··· Stored data ···

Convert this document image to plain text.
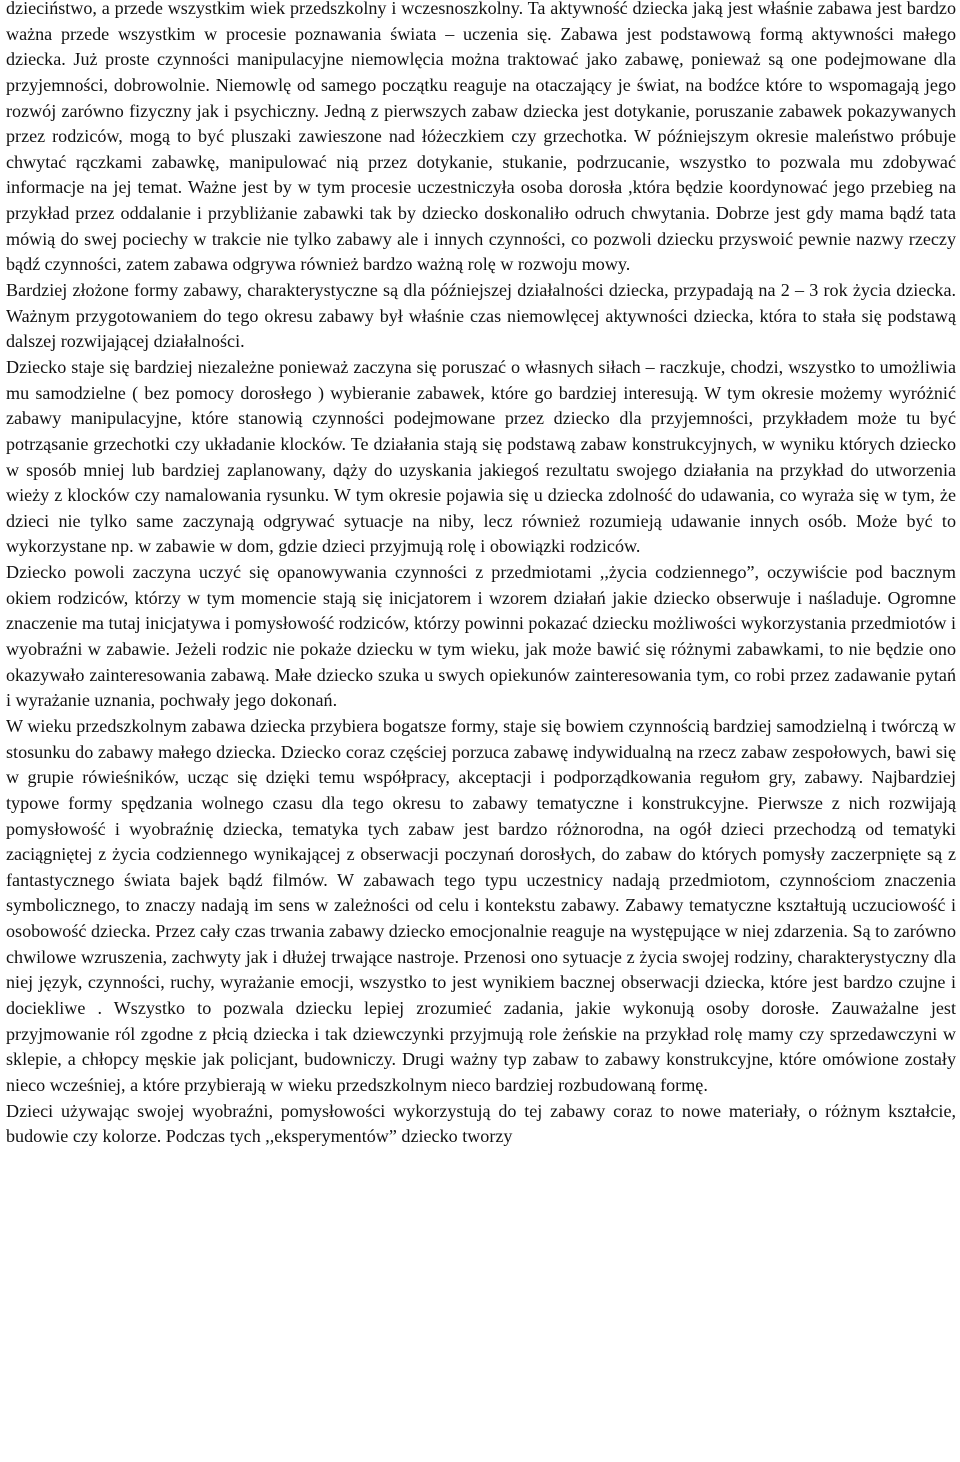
dzieciństwo, a przede wszystkim wiek przedszkolny i wczesnoszkolny. Ta aktywność dziecka jaką jest właśnie zabawa jest bardzo ważna przede wszystkim w procesie poznawania świata – uczenia się. Zabawa jest podstawową formą aktywności małego dziecka. Już proste czynności manipulacyjne niemowlęcia można traktować jako zabawę, ponieważ są one podejmowane dla przyjemności, dobrowolnie. Niemowlę od samego początku reaguje na otaczający je świat, na bodźce które to wspomagają jego rozwój zarówno fizyczny jak i psychiczny. Jedną z pierwszych zabaw dziecka jest dotykanie, poruszanie zabawek pokazywanych przez rodziców, mogą to być pluszaki zawieszone nad łóżeczkiem czy grzechotka. W późniejszym okresie maleństwo próbuje chwytać rączkami zabawkę, manipulować nią przez dotykanie, stukanie, podrzucanie, wszystko to pozwala mu zdobywać informacje na jej temat. Ważne jest by w tym procesie uczestniczyła osoba dorosła ,która będzie koordynować jego przebieg na przykład przez oddalanie i przybliżanie zabawki tak by dziecko doskonaliło odruch chwytania. Dobrze jest gdy mama bądź tata mówią do swej pociechy w trakcie nie tylko zabawy ale i innych czynności, co pozwoli dziecku przyswoić pewnie nazwy rzeczy bądź czynności, zatem zabawa odgrywa również bardzo ważną rolę w rozwoju mowy.

Bardziej złożone formy zabawy, charakterystyczne są dla późniejszej działalności dziecka, przypadają na 2 – 3 rok życia dziecka. Ważnym przygotowaniem do tego okresu zabawy był właśnie czas niemowlęcej aktywności dziecka, która to stała się podstawą dalszej rozwijającej działalności.

Dziecko staje się bardziej niezależne ponieważ zaczyna się poruszać o własnych siłach – raczkuje, chodzi, wszystko to umożliwia mu samodzielne ( bez pomocy dorosłego ) wybieranie zabawek, które go bardziej interesują. W tym okresie możemy wyróżnić zabawy manipulacyjne, które stanowią czynności podejmowane przez dziecko dla przyjemności, przykładem może tu być potrząsanie grzechotki czy układanie klocków. Te działania stają się podstawą zabaw konstrukcyjnych, w wyniku których dziecko w sposób mniej lub bardziej zaplanowany, dąży do uzyskania jakiegoś rezultatu swojego działania na przykład do utworzenia wieży z klocków czy namalowania rysunku. W tym okresie pojawia się u dziecka zdolność do udawania, co wyraża się w tym, że dzieci nie tylko same zaczynają odgrywać sytuacje na niby, lecz również rozumieją udawanie innych osób. Może być to wykorzystane np. w zabawie w dom, gdzie dzieci przyjmują rolę i obowiązki rodziców.

Dziecko powoli zaczyna uczyć się opanowywania czynności z przedmiotami ,,życia codziennego”, oczywiście pod bacznym okiem rodziców, którzy w tym momencie stają się inicjatorem i wzorem działań jakie dziecko obserwuje i naśladuje. Ogromne znaczenie ma tutaj inicjatywa i pomysłowość rodziców, którzy powinni pokazać dziecku możliwości wykorzystania przedmiotów i wyobraźni w zabawie. Jeżeli rodzic nie pokaże dziecku w tym wieku, jak może bawić się różnymi zabawkami, to nie będzie ono okazywało zainteresowania zabawą. Małe dziecko szuka u swych opiekunów zainteresowania tym, co robi przez zadawanie pytań i wyrażanie uznania, pochwały jego dokonań.

W wieku przedszkolnym zabawa dziecka przybiera bogatsze formy, staje się bowiem czynnością bardziej samodzielną i twórczą w stosunku do zabawy małego dziecka. Dziecko coraz częściej porzuca zabawę indywidualną na rzecz zabaw zespołowych, bawi się w grupie rówieśników, ucząc się dzięki temu współpracy, akceptacji i podporządkowania regułom gry, zabawy. Najbardziej typowe formy spędzania wolnego czasu dla tego okresu to zabawy tematyczne i konstrukcyjne. Pierwsze z nich rozwijają pomysłowość i wyobraźnię dziecka, tematyka tych zabaw jest bardzo różnorodna, na ogół dzieci przechodzą od tematyki zaciągniętej z życia codziennego wynikającej z obserwacji poczynań dorosłych, do zabaw do których pomysły zaczerpnięte są z fantastycznego świata bajek bądź filmów. W zabawach tego typu uczestnicy nadają przedmiotom, czynnościom znaczenia symbolicznego, to znaczy nadają im sens w zależności od celu i kontekstu zabawy. Zabawy tematyczne kształtują uczuciowość i osobowość dziecka. Przez cały czas trwania zabawy dziecko emocjonalnie reaguje na występujące w niej zdarzenia. Są to zarówno chwilowe wzruszenia, zachwyty jak i dłużej trwające nastroje. Przenosi ono sytuacje z życia swojej rodziny, charakterystyczny dla niej język, czynności, ruchy, wyrażanie emocji, wszystko to jest wynikiem bacznej obserwacji dziecka, które jest bardzo czujne i dociekliwe . Wszystko to pozwala dziecku lepiej zrozumieć zadania, jakie wykonują osoby dorosłe. Zauważalne jest przyjmowanie ról zgodne z płcią dziecka i tak dziewczynki przyjmują role żeńskie na przykład rolę mamy czy sprzedawczyni w sklepie, a chłopcy męskie jak policjant, budowniczy. Drugi ważny typ zabaw to zabawy konstrukcyjne, które omówione zostały nieco wcześniej, a które przybierają w wieku przedszkolnym nieco bardziej rozbudowaną formę.

Dzieci używając swojej wyobraźni, pomysłowości wykorzystują do tej zabawy coraz to nowe materiały, o różnym kształcie, budowie czy kolorze. Podczas tych ,,eksperymentów” dziecko tworzy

···

◆ Exercise ◆
Count the lines of the data that contain the string "okresu", and reply with that number alone.

◆ Completed exercise ◆
2